-------- Provided entries

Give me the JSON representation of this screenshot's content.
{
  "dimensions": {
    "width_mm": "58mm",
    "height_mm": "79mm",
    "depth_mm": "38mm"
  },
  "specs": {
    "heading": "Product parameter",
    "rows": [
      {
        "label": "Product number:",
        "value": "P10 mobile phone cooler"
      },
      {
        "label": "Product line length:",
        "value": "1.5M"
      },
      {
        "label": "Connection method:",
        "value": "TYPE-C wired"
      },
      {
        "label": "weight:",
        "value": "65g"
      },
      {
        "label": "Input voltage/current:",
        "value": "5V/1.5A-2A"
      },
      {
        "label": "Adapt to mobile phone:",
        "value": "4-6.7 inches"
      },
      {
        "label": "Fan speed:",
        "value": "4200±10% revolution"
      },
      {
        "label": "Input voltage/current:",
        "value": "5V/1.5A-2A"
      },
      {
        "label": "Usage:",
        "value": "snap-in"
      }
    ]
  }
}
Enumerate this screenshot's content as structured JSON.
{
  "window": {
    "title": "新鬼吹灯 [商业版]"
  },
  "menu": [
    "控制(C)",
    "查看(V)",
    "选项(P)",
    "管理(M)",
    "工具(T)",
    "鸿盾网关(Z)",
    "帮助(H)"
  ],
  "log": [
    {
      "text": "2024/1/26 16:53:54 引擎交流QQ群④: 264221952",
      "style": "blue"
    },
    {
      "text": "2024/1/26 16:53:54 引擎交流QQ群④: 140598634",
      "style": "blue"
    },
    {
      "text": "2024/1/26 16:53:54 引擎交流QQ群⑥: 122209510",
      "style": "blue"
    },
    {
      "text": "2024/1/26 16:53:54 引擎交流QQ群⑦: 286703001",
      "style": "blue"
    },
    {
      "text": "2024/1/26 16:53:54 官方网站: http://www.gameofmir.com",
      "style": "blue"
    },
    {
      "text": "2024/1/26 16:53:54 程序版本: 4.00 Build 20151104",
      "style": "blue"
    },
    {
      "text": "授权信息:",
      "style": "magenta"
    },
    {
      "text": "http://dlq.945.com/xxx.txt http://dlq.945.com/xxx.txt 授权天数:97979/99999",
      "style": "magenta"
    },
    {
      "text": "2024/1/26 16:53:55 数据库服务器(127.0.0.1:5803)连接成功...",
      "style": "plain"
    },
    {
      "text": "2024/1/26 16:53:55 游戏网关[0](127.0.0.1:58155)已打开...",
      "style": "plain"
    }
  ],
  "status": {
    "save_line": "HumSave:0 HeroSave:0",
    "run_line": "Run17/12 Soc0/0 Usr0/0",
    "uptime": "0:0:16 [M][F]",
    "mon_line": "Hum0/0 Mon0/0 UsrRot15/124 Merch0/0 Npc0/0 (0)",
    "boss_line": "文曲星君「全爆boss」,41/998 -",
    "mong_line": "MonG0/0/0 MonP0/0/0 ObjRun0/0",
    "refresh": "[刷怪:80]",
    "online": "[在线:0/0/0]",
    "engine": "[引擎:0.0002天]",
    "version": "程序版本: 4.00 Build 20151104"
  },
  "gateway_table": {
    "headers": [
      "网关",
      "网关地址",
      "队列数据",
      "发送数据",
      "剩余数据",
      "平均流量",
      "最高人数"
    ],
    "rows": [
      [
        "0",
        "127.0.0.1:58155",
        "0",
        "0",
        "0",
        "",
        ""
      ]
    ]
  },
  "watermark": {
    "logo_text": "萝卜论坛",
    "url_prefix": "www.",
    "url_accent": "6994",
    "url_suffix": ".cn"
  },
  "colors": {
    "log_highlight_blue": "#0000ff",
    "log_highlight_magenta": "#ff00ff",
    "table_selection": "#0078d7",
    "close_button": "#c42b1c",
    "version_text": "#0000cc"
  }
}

----------------

What to do.
Set down every line of the listing above again, exactly as given.

Answer for the task.
Give me the JSON representation of this screenshot's content.
{
  "dimensions": {
    "width_mm": "58mm",
    "height_mm": "79mm",
    "depth_mm": "38mm"
  },
  "specs": {
    "heading": "Product parameter",
    "rows": [
      {
        "label": "Product number:",
        "value": "P10 mobile phone cooler"
      },
      {
        "label": "Product line length:",
        "value": "1.5M"
      },
      {
        "label": "Connection method:",
        "value": "TYPE-C wired"
      },
      {
        "label": "weight:",
        "value": "65g"
      },
      {
        "label": "Input voltage/current:",
        "value": "5V/1.5A-2A"
      },
      {
        "label": "Adapt to mobile phone:",
        "value": "4-6.7 inches"
      },
      {
        "label": "Fan speed:",
        "value": "4200±10% revolution"
      },
      {
        "label": "Input voltage/current:",
        "value": "5V/1.5A-2A"
      },
      {
        "label": "Usage:",
        "value": "snap-in"
      }
    ]
  }
}
Enumerate this screenshot's content as structured JSON.
{
  "window": {
    "title": "新鬼吹灯 [商业版]"
  },
  "menu": [
    "控制(C)",
    "查看(V)",
    "选项(P)",
    "管理(M)",
    "工具(T)",
    "鸿盾网关(Z)",
    "帮助(H)"
  ],
  "log": [
    {
      "text": "2024/1/26 16:53:54 引擎交流QQ群④: 264221952",
      "style": "blue"
    },
    {
      "text": "2024/1/26 16:53:54 引擎交流QQ群④: 140598634",
      "style": "blue"
    },
    {
      "text": "2024/1/26 16:53:54 引擎交流QQ群⑥: 122209510",
      "style": "blue"
    },
    {
      "text": "2024/1/26 16:53:54 引擎交流QQ群⑦: 286703001",
      "style": "blue"
    },
    {
      "text": "2024/1/26 16:53:54 官方网站: http://www.gameofmir.com",
      "style": "blue"
    },
    {
      "text": "2024/1/26 16:53:54 程序版本: 4.00 Build 20151104",
      "style": "blue"
    },
    {
      "text": "授权信息:",
      "style": "magenta"
    },
    {
      "text": "http://dlq.945.com/xxx.txt http://dlq.945.com/xxx.txt 授权天数:97979/99999",
      "style": "magenta"
    },
    {
      "text": "2024/1/26 16:53:55 数据库服务器(127.0.0.1:5803)连接成功...",
      "style": "plain"
    },
    {
      "text": "2024/1/26 16:53:55 游戏网关[0](127.0.0.1:58155)已打开...",
      "style": "plain"
    }
  ],
  "status": {
    "save_line": "HumSave:0 HeroSave:0",
    "run_line": "Run17/12 Soc0/0 Usr0/0",
    "uptime": "0:0:16 [M][F]",
    "mon_line": "Hum0/0 Mon0/0 UsrRot15/124 Merch0/0 Npc0/0 (0)",
    "boss_line": "文曲星君「全爆boss」,41/998 -",
    "mong_line": "MonG0/0/0 MonP0/0/0 ObjRun0/0",
    "refresh": "[刷怪:80]",
    "online": "[在线:0/0/0]",
    "engine": "[引擎:0.0002天]",
    "version": "程序版本: 4.00 Build 20151104"
  },
  "gateway_table": {
    "headers": [
      "网关",
      "网关地址",
      "队列数据",
      "发送数据",
      "剩余数据",
      "平均流量",
      "最高人数"
    ],
    "rows": [
      [
        "0",
        "127.0.0.1:58155",
        "0",
        "0",
        "0",
        "",
        ""
      ]
    ]
  },
  "watermark": {
    "logo_text": "萝卜论坛",
    "url_prefix": "www.",
    "url_accent": "6994",
    "url_suffix": ".cn"
  },
  "colors": {
    "log_highlight_blue": "#0000ff",
    "log_highlight_magenta": "#ff00ff",
    "table_selection": "#0078d7",
    "close_button": "#c42b1c",
    "version_text": "#0000cc"
  }
}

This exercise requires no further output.